--- BEGIN ---

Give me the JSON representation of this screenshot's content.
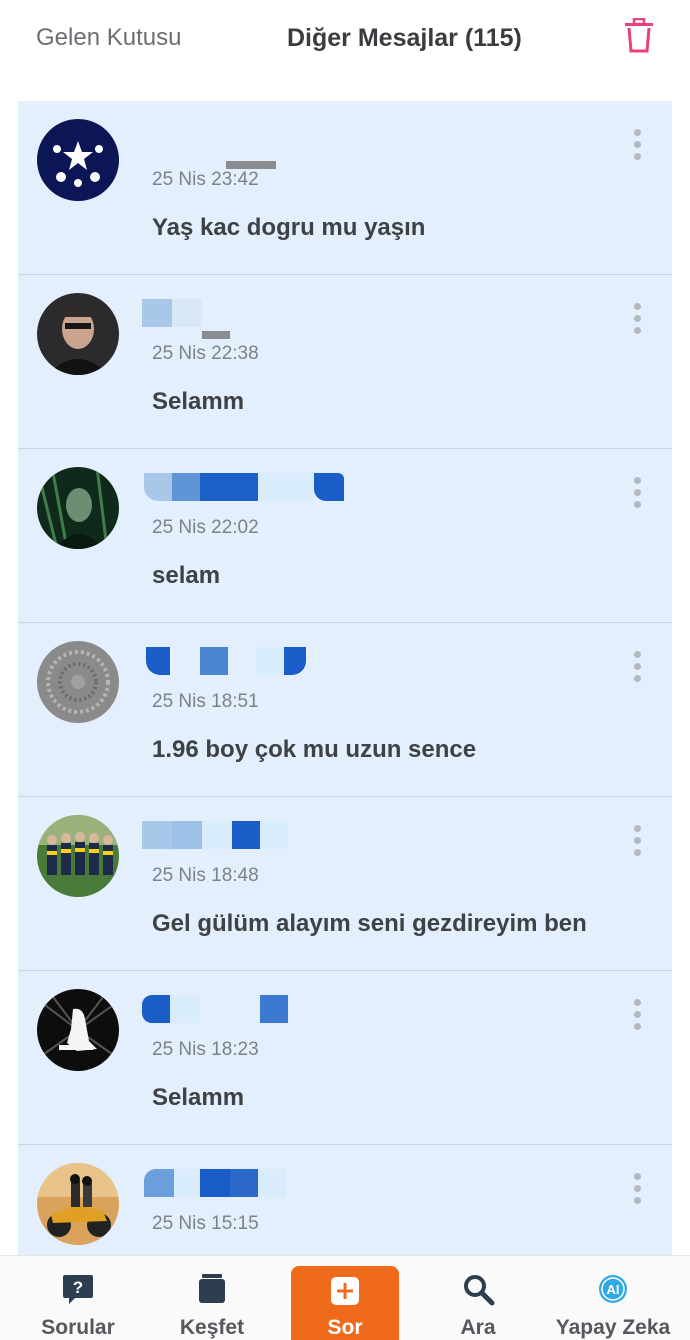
{
  "header": {
    "inbox_label": "Gelen Kutusu",
    "title": "Diğer Mesajlar (115)",
    "trash_icon": "trash-icon",
    "trash_color": "#e8427c"
  },
  "messages": [
    {
      "time": "25 Nis 23:42",
      "text": "Yaş kac dogru mu yaşın",
      "avatar": "champions-league-logo"
    },
    {
      "time": "25 Nis 22:38",
      "text": "Selamm",
      "avatar": "man-in-car-photo"
    },
    {
      "time": "25 Nis 22:02",
      "text": "selam",
      "avatar": "matrix-character-photo"
    },
    {
      "time": "25 Nis 18:51",
      "text": "1.96 boy çok mu uzun sence",
      "avatar": "gray-pattern-photo"
    },
    {
      "time": "25 Nis 18:48",
      "text": "Gel gülüm alayım seni gezdireyim ben",
      "avatar": "football-team-photo"
    },
    {
      "time": "25 Nis 18:23",
      "text": "Selamm",
      "avatar": "silhouette-art-photo"
    },
    {
      "time": "25 Nis 15:15",
      "text": "",
      "avatar": "motorcycle-couple-photo"
    }
  ],
  "nav": {
    "items": [
      {
        "label": "Sorular",
        "icon": "question-bubble-icon"
      },
      {
        "label": "Keşfet",
        "icon": "cards-stack-icon"
      },
      {
        "label": "Sor",
        "icon": "plus-square-icon"
      },
      {
        "label": "Ara",
        "icon": "search-icon"
      },
      {
        "label": "Yapay Zeka",
        "icon": "ai-badge-icon"
      }
    ],
    "active": "Sor",
    "accent": "#f06a1c"
  }
}
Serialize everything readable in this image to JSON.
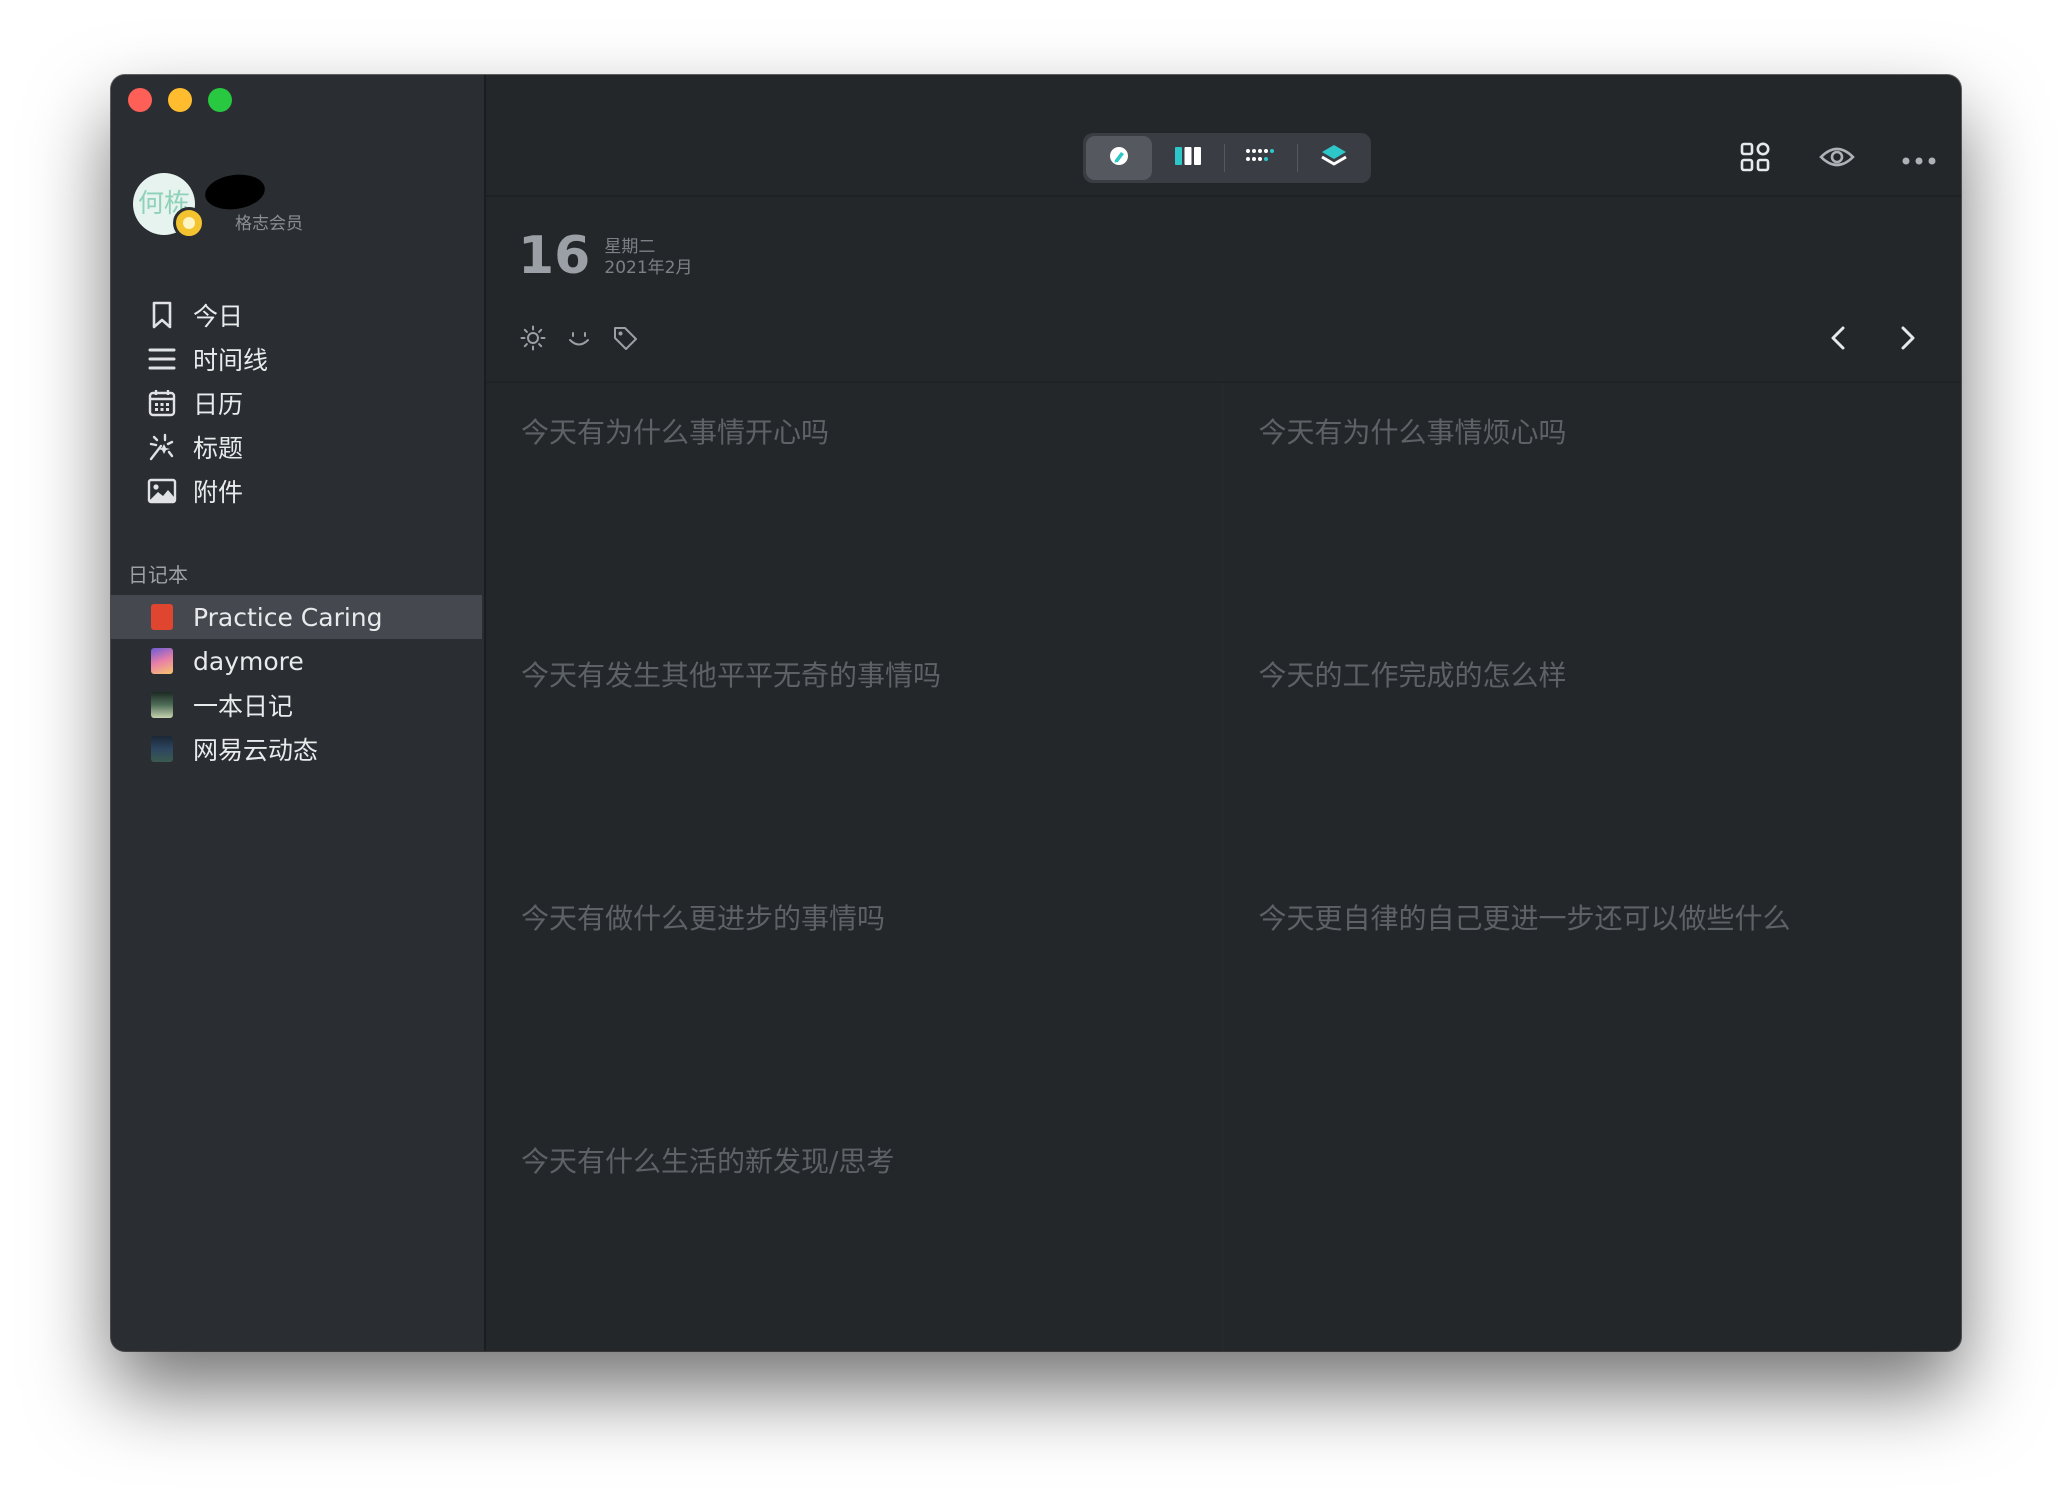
{
  "window": {
    "traffic_lights": {
      "close": "#fe5f57",
      "minimize": "#febc2e",
      "maximize": "#28c840"
    }
  },
  "profile": {
    "avatar_text": "何栋",
    "membership": "格志会员"
  },
  "nav": {
    "items": [
      {
        "label": "今日",
        "icon": "bookmark-icon"
      },
      {
        "label": "时间线",
        "icon": "list-icon"
      },
      {
        "label": "日历",
        "icon": "calendar-icon"
      },
      {
        "label": "标题",
        "icon": "sparkle-icon"
      },
      {
        "label": "附件",
        "icon": "image-icon"
      }
    ]
  },
  "notebooks": {
    "section_label": "日记本",
    "items": [
      {
        "label": "Practice Caring",
        "selected": true,
        "thumb_color": "#e0452f"
      },
      {
        "label": "daymore",
        "selected": false,
        "thumb_color": "#b76ad8"
      },
      {
        "label": "一本日记",
        "selected": false,
        "thumb_color": "#3d5a4a"
      },
      {
        "label": "网易云动态",
        "selected": false,
        "thumb_color": "#2d3d52"
      }
    ]
  },
  "toolbar": {
    "view_modes": [
      "edit-icon",
      "columns-icon",
      "dots-icon",
      "layers-icon"
    ],
    "active_mode": "edit-icon",
    "right_icons": [
      "grid-icon",
      "eye-icon",
      "more-icon"
    ],
    "accent_color": "#2ec7c9"
  },
  "date": {
    "day": "16",
    "weekday": "星期二",
    "year_month": "2021年2月"
  },
  "entry_tools": [
    "sun-icon",
    "mood-icon",
    "tag-icon"
  ],
  "prompts": [
    "今天有为什么事情开心吗",
    "今天有为什么事情烦心吗",
    "今天有发生其他平平无奇的事情吗",
    "今天的工作完成的怎么样",
    "今天有做什么更进步的事情吗",
    "今天更自律的自己更进一步还可以做些什么",
    "今天有什么生活的新发现/思考"
  ]
}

--- END ---

To do: Omit every picture, and otherwise quote the entries exactly.

Reply:
Give me the JSON representation of this screenshot's content.
{
  "header": {
    "inbox_label": "Gelen Kutusu",
    "title": "Diğer Mesajlar (115)",
    "trash_icon": "trash-icon",
    "trash_color": "#e8427c"
  },
  "messages": [
    {
      "time": "25 Nis 23:42",
      "text": "Yaş kac dogru mu yaşın",
      "avatar": "champions-league-logo"
    },
    {
      "time": "25 Nis 22:38",
      "text": "Selamm",
      "avatar": "man-in-car-photo"
    },
    {
      "time": "25 Nis 22:02",
      "text": "selam",
      "avatar": "matrix-character-photo"
    },
    {
      "time": "25 Nis 18:51",
      "text": "1.96 boy çok mu uzun sence",
      "avatar": "gray-pattern-photo"
    },
    {
      "time": "25 Nis 18:48",
      "text": "Gel gülüm alayım seni gezdireyim ben",
      "avatar": "football-team-photo"
    },
    {
      "time": "25 Nis 18:23",
      "text": "Selamm",
      "avatar": "silhouette-art-photo"
    },
    {
      "time": "25 Nis 15:15",
      "text": "",
      "avatar": "motorcycle-couple-photo"
    }
  ],
  "nav": {
    "items": [
      {
        "label": "Sorular",
        "icon": "question-bubble-icon"
      },
      {
        "label": "Keşfet",
        "icon": "cards-stack-icon"
      },
      {
        "label": "Sor",
        "icon": "plus-square-icon"
      },
      {
        "label": "Ara",
        "icon": "search-icon"
      },
      {
        "label": "Yapay Zeka",
        "icon": "ai-badge-icon"
      }
    ],
    "active": "Sor",
    "accent": "#f06a1c"
  }
}
Serialize everything readable in this image to JSON.
{
  "window": {
    "traffic_lights": {
      "close": "#fe5f57",
      "minimize": "#febc2e",
      "maximize": "#28c840"
    }
  },
  "profile": {
    "avatar_text": "何栋",
    "membership": "格志会员"
  },
  "nav": {
    "items": [
      {
        "label": "今日",
        "icon": "bookmark-icon"
      },
      {
        "label": "时间线",
        "icon": "list-icon"
      },
      {
        "label": "日历",
        "icon": "calendar-icon"
      },
      {
        "label": "标题",
        "icon": "sparkle-icon"
      },
      {
        "label": "附件",
        "icon": "image-icon"
      }
    ]
  },
  "notebooks": {
    "section_label": "日记本",
    "items": [
      {
        "label": "Practice Caring",
        "selected": true,
        "thumb_color": "#e0452f"
      },
      {
        "label": "daymore",
        "selected": false,
        "thumb_color": "#b76ad8"
      },
      {
        "label": "一本日记",
        "selected": false,
        "thumb_color": "#3d5a4a"
      },
      {
        "label": "网易云动态",
        "selected": false,
        "thumb_color": "#2d3d52"
      }
    ]
  },
  "toolbar": {
    "view_modes": [
      "edit-icon",
      "columns-icon",
      "dots-icon",
      "layers-icon"
    ],
    "active_mode": "edit-icon",
    "right_icons": [
      "grid-icon",
      "eye-icon",
      "more-icon"
    ],
    "accent_color": "#2ec7c9"
  },
  "date": {
    "day": "16",
    "weekday": "星期二",
    "year_month": "2021年2月"
  },
  "entry_tools": [
    "sun-icon",
    "mood-icon",
    "tag-icon"
  ],
  "prompts": [
    "今天有为什么事情开心吗",
    "今天有为什么事情烦心吗",
    "今天有发生其他平平无奇的事情吗",
    "今天的工作完成的怎么样",
    "今天有做什么更进步的事情吗",
    "今天更自律的自己更进一步还可以做些什么",
    "今天有什么生活的新发现/思考"
  ]
}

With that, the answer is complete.